▶ Goal
Leave out the pictures and restate the rest of the data exactly.

[START OF Available data]

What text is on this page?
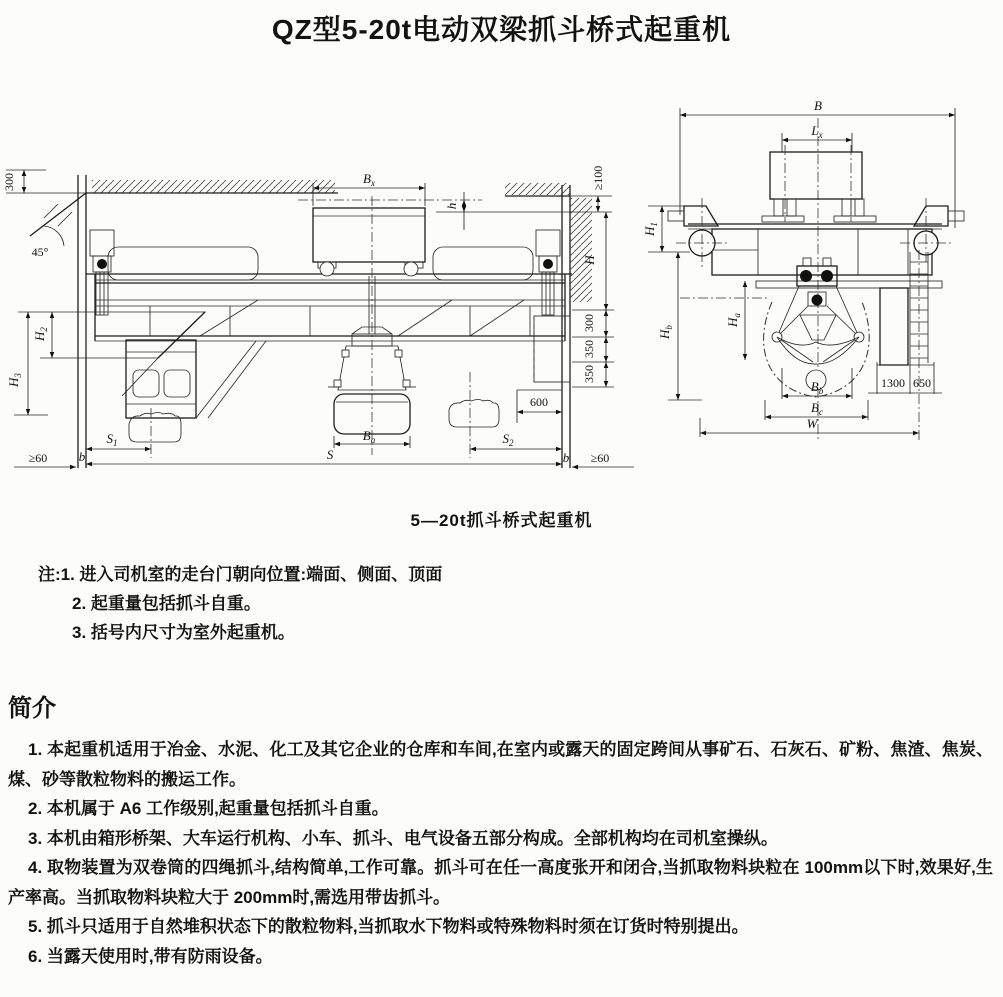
QZ型5-20t电动双梁抓斗桥式起重机
300
45°
$B_x$
h
≥100
H
300
350
350
$H_2$
$H_3$
$B_a$
600
$S_1$	$S_2$
S
b	b
≥60	≥60
B
$L_x$
$H_1$
$H_a$
$H_b$
1300 650
$B_b$
$B_c$
W
5—20t抓斗桥式起重机
注:1. 进入司机室的走台门朝向位置:端面、侧面、顶面
2. 起重量包括抓斗自重。
3. 括号内尺寸为室外起重机。
简介

1. 本起重机适用于冶金、水泥、化工及其它企业的仓库和车间,在室内或露天的固定跨间从事矿石、石灰石、矿粉、焦渣、焦炭、煤、砂等散粒物料的搬运工作。

2. 本机属于 A6 工作级别,起重量包括抓斗自重。

3. 本机由箱形桥架、大车运行机构、小车、抓斗、电气设备五部分构成。全部机构均在司机室操纵。

4. 取物装置为双卷筒的四绳抓斗,结构简单,工作可靠。抓斗可在任一高度张开和闭合,当抓取物料块粒在 100mm以下时,效果好,生产率高。当抓取物料块粒大于 200mm时,需选用带齿抓斗。

5. 抓斗只适用于自然堆积状态下的散粒物料,当抓取水下物料或特殊物料时须在订货时特别提出。

6. 当露天使用时,带有防雨设备。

[END OF Available data]

▶ Final answer
What text is on this page?
QZ型5-20t电动双梁抓斗桥式起重机
300
45°
$B_x$
h
≥100
H
300
350
350
$H_2$
$H_3$
$B_a$
600
$S_1$	$S_2$
S
b	b
≥60	≥60
B
$L_x$
$H_1$
$H_a$
$H_b$
1300 650
$B_b$
$B_c$
W
5—20t抓斗桥式起重机
注:1. 进入司机室的走台门朝向位置:端面、侧面、顶面
2. 起重量包括抓斗自重。
3. 括号内尺寸为室外起重机。
简介

1. 本起重机适用于冶金、水泥、化工及其它企业的仓库和车间,在室内或露天的固定跨间从事矿石、石灰石、矿粉、焦渣、焦炭、煤、砂等散粒物料的搬运工作。

2. 本机属于 A6 工作级别,起重量包括抓斗自重。

3. 本机由箱形桥架、大车运行机构、小车、抓斗、电气设备五部分构成。全部机构均在司机室操纵。

4. 取物装置为双卷筒的四绳抓斗,结构简单,工作可靠。抓斗可在任一高度张开和闭合,当抓取物料块粒在 100mm以下时,效果好,生产率高。当抓取物料块粒大于 200mm时,需选用带齿抓斗。

5. 抓斗只适用于自然堆积状态下的散粒物料,当抓取水下物料或特殊物料时须在订货时特别提出。

6. 当露天使用时,带有防雨设备。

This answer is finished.